> Given problem
Skip the images and return the records below exactly.

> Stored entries
+ + + +
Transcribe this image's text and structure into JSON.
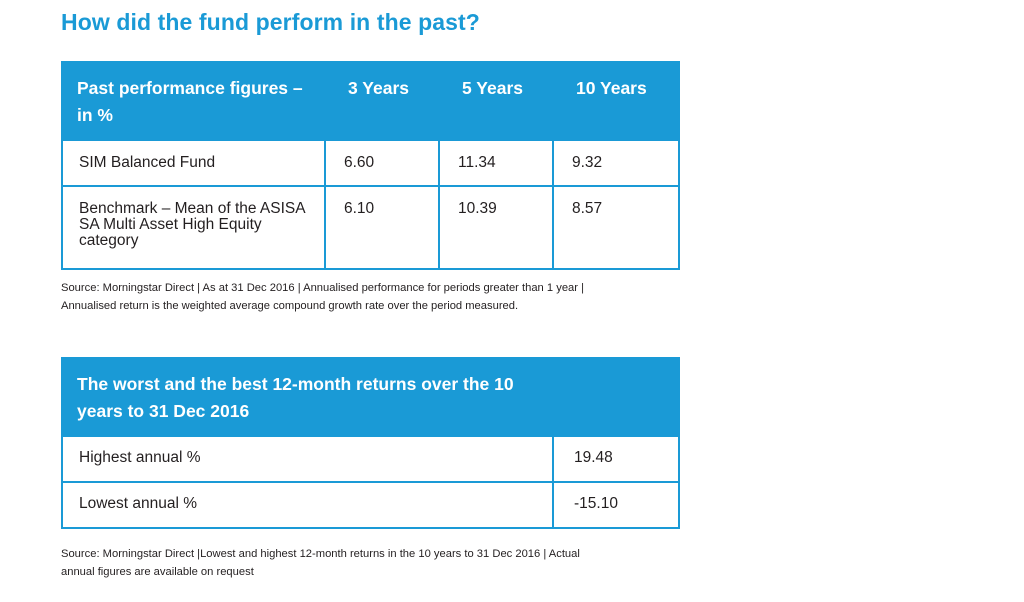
{
  "heading": "How did the fund perform in the past?",
  "performance_table": {
    "header": [
      "Past performance figures – in %",
      "3 Years",
      "5 Years",
      "10 Years"
    ],
    "rows": [
      {
        "label": "SIM Balanced Fund",
        "y3": "6.60",
        "y5": "11.34",
        "y10": "9.32"
      },
      {
        "label": "Benchmark – Mean of the ASISA SA Multi Asset High Equity category",
        "y3": "6.10",
        "y5": "10.39",
        "y10": "8.57"
      }
    ]
  },
  "performance_note": "Source: Morningstar Direct | As at 31 Dec 2016 | Annualised performance for periods greater than 1 year | Annualised return is the weighted average compound growth rate over the period measured.",
  "returns_table": {
    "header": "The worst and the best 12-month returns over the 10 years to 31 Dec 2016",
    "rows": [
      {
        "label": "Highest annual %",
        "value": "19.48"
      },
      {
        "label": "Lowest annual %",
        "value": "-15.10"
      }
    ]
  },
  "returns_note": "Source: Morningstar Direct |Lowest and highest 12-month returns in the 10 years to 31 Dec 2016 | Actual annual figures are available on request",
  "colors": {
    "accent": "#1a9ad6",
    "text": "#231f20",
    "background": "#ffffff"
  }
}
+ + + +
> Answer in full
Transcribe this image's text and structure into JSON.
{
  "heading": "How did the fund perform in the past?",
  "performance_table": {
    "header": [
      "Past performance figures – in %",
      "3 Years",
      "5 Years",
      "10 Years"
    ],
    "rows": [
      {
        "label": "SIM Balanced Fund",
        "y3": "6.60",
        "y5": "11.34",
        "y10": "9.32"
      },
      {
        "label": "Benchmark – Mean of the ASISA SA Multi Asset High Equity category",
        "y3": "6.10",
        "y5": "10.39",
        "y10": "8.57"
      }
    ]
  },
  "performance_note": "Source: Morningstar Direct | As at 31 Dec 2016 | Annualised performance for periods greater than 1 year | Annualised return is the weighted average compound growth rate over the period measured.",
  "returns_table": {
    "header": "The worst and the best 12-month returns over the 10 years to 31 Dec 2016",
    "rows": [
      {
        "label": "Highest annual %",
        "value": "19.48"
      },
      {
        "label": "Lowest annual %",
        "value": "-15.10"
      }
    ]
  },
  "returns_note": "Source: Morningstar Direct |Lowest and highest 12-month returns in the 10 years to 31 Dec 2016 | Actual annual figures are available on request",
  "colors": {
    "accent": "#1a9ad6",
    "text": "#231f20",
    "background": "#ffffff"
  }
}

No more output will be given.